-- start RAW DATA --

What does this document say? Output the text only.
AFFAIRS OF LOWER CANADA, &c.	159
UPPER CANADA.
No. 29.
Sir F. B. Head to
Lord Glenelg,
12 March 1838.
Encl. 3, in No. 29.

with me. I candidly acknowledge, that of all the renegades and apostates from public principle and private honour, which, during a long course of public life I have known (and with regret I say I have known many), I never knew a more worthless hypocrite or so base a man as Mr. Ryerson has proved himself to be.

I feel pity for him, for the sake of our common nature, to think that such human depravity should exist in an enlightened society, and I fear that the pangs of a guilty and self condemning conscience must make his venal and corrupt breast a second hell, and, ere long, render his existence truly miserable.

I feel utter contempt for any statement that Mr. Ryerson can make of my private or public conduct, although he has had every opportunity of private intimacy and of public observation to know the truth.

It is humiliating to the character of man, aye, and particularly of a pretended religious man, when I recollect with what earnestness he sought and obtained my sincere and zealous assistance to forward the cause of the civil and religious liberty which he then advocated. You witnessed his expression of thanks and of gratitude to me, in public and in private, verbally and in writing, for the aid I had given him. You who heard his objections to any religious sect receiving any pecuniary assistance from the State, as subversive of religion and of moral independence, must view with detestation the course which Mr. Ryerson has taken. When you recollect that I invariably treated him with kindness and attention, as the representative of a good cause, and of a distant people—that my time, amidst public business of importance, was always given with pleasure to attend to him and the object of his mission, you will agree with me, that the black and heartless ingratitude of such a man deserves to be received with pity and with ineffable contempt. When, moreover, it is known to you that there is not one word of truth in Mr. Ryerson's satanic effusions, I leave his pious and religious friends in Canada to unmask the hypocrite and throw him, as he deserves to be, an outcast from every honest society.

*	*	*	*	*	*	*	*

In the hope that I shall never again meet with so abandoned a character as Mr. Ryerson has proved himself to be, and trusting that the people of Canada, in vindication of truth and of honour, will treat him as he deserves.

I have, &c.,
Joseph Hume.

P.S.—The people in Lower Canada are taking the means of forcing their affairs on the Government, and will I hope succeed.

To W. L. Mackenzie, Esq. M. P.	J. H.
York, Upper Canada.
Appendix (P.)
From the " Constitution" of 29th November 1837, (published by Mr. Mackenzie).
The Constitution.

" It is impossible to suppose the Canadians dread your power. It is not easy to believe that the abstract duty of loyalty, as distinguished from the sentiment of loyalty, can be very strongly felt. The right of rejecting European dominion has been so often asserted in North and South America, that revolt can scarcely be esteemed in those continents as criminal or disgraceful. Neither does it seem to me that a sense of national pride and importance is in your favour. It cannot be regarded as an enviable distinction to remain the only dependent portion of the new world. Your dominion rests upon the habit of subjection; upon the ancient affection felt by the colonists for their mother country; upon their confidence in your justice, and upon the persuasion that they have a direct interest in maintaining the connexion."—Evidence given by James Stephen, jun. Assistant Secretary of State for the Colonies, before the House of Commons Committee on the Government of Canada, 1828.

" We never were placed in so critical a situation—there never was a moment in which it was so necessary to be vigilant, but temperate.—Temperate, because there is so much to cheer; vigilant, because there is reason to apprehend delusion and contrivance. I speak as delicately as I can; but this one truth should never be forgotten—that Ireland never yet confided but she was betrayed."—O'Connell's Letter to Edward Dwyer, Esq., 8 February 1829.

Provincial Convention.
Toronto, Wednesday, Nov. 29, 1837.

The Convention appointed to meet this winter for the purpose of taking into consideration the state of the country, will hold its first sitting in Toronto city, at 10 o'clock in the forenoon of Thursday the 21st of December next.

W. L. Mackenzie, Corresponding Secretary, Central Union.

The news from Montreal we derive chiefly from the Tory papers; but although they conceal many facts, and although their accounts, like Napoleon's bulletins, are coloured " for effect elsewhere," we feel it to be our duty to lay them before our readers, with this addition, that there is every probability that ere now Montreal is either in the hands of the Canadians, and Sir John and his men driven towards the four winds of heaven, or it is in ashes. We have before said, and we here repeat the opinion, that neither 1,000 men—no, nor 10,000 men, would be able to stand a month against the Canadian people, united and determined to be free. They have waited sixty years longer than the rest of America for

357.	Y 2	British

-- end RAW DATA --

YOUR OBJECTIVE:
State the number of lines in the data that include the string "only", and add nothing else.

WRITTEN SOLUTION:
2